(課題 1)
任意整理についての抜粋本文と、次の(a)〜(c)が合っているかをそれぞれ「はい」か「いいえ」で答えよ。判断の決め手となる本文の語句をそのまま引用して添えること。
(a) 任意整理では、債務者本人が債権者と直接交渉する。
(b) 一般的な返済計画は、元金を3~5年掛けて完済できるように作られる。
(c) 任意整理に必要な費用の相場は、1社あたり4万円~である。
(課題 2) 任意整理についての抜粋本文を、最後の文のあとから書き継げ。

任意整理手続きは債務者に代わって弁護士(専門家)が債権者と交渉を行います。交渉の内容は各債務者の状況によって異なりますが、一般的には下記の「利息」をカットして元金を3~5年掛けて完済できるよう返済計画を作り、交渉を行います。

  • 最後の返済から現在までに発生している「経過利息」
  • 借金の延滞があるときに発生する「遅延損害金(遅延利息)」
  • 将来、当然に発生する「将来利息」

これらの「利息」は任意整理の交渉次第ですべてカットできる可能性が高いです。任意整理に必要な費用は1社あたり4万円~が相場であり、安価かつ簡単に手続きを開始できるのが最大のメリットです。

しかし、借金総額が大きければ大きいほど任意整理を行うメリットが非常に大きくなります。

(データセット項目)
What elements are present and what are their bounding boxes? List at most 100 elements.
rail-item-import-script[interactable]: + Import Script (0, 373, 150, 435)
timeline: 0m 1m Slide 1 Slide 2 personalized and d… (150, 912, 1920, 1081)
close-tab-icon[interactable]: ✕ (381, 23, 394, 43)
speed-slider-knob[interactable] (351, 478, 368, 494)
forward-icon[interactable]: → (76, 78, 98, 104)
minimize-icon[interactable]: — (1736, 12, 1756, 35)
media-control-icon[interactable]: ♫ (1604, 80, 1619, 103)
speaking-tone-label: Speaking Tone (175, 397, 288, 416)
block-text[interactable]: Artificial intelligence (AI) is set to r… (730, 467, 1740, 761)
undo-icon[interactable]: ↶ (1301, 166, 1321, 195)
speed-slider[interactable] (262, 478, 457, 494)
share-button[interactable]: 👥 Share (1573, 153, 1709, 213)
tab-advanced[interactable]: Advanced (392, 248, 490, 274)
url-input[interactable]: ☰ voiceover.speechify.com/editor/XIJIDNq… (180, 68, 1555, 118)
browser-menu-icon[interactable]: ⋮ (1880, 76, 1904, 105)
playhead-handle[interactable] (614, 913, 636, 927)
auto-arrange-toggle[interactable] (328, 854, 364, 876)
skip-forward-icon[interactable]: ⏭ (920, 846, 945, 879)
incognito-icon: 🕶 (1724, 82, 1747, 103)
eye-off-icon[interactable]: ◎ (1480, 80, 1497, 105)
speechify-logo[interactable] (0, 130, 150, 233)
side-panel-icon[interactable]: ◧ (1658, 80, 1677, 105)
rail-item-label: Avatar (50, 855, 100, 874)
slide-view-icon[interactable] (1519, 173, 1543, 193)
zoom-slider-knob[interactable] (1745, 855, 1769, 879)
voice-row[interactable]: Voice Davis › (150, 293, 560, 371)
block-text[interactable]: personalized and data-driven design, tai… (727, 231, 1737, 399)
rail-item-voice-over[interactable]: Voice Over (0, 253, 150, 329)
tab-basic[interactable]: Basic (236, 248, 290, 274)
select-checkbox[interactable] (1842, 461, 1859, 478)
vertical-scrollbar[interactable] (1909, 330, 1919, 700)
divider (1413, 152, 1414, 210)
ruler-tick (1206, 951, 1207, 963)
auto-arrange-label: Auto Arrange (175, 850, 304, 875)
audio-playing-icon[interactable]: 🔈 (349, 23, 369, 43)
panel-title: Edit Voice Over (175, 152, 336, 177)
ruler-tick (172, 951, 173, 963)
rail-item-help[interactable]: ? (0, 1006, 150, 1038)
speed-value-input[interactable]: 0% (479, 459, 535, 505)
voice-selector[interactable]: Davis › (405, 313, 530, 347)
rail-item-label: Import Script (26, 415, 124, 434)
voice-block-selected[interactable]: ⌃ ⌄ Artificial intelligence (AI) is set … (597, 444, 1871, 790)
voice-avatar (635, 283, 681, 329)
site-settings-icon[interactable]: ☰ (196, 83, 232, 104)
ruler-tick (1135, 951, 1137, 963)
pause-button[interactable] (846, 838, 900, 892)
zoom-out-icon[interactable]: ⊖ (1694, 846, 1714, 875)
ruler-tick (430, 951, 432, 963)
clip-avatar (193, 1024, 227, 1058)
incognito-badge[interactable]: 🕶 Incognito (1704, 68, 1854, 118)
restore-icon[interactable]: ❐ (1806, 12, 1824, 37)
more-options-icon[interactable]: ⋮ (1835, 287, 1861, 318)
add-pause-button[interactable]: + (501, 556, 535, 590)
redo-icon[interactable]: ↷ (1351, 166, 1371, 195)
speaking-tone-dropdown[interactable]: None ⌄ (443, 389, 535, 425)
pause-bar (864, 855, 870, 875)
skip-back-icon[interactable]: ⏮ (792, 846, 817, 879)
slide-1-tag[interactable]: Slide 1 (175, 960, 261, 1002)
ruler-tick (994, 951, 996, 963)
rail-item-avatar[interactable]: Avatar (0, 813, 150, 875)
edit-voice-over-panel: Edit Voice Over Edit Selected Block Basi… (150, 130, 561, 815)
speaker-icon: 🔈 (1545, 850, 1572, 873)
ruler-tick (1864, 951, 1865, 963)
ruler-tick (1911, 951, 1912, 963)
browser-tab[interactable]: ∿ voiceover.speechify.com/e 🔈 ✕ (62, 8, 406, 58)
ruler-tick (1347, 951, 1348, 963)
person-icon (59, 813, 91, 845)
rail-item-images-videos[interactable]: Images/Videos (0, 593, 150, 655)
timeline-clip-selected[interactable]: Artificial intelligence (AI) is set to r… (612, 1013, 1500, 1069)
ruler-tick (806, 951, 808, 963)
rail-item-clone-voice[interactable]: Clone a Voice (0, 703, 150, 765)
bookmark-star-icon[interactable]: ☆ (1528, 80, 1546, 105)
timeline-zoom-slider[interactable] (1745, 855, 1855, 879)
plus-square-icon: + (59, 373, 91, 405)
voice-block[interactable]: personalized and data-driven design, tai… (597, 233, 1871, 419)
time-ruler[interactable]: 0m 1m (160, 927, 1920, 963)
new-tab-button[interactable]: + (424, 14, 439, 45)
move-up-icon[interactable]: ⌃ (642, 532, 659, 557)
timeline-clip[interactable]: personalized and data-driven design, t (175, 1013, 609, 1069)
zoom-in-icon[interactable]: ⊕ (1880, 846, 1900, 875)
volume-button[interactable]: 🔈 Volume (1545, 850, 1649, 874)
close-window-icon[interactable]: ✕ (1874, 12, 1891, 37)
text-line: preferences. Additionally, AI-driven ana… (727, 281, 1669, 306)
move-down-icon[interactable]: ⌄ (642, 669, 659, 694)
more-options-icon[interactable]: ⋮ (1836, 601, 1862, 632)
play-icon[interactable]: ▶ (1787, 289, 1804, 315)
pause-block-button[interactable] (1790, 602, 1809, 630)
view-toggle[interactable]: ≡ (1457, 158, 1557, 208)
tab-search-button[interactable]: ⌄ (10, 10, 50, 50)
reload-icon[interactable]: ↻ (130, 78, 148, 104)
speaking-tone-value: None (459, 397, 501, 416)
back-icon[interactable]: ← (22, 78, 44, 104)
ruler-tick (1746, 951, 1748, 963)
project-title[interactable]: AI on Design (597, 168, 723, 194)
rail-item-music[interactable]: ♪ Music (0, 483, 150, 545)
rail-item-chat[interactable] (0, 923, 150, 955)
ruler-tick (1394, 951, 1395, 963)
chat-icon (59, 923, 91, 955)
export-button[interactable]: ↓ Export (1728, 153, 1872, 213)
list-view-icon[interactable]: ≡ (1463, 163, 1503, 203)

(解答 1)
(a) いいえ。「債務者に代わって弁護士(専門家)が債権者と交渉を行います」
(b) はい。「元金を3~5年掛けて完済できるよう返済計画を作り」
(c) はい。「任意整理に必要な費用は1社あたり4万円~が相場であり」

(解答 2)
たとえば、借金総額10万円の方が3年で完済しようとしたときと、借金総額100万円の方が3年で完済しようとしたときでは下記のような「差」が発生します。

借金総額 利息
10万円 24,812円
100万円 247,940円

※いずれも「年率/15%」で計算

毎月「10万円」という大金を返済に充てているのであれば、借金総額は数百万円になっていることでしょう。仮に、300万円~500万円の借金を抱えている方が3~5年で借金の返済を目指そうとしたときの将来利息は下記のとおりです。

【300万円の借金返済計画(15%)】

返済年数 将来利息 毎月の返済額
3年 743,856円 103,996円
4年 1,007,616円 83,492円
5年 1,282,200円 71,370円

借金総額300万円の方が、毎月の返済額を10万円に設定しているのであれば、おおよそ3年間での完済を目指しているのでしょう。仮に、3年で完済しようとすれば、将来利息だけで「743,856円」発生することになります。

任意整理手続きをすることで最低でも「743,856円」をカットできます。費用が4万円程度と考えれば、経済的なメリットは約70万円になるでしょう。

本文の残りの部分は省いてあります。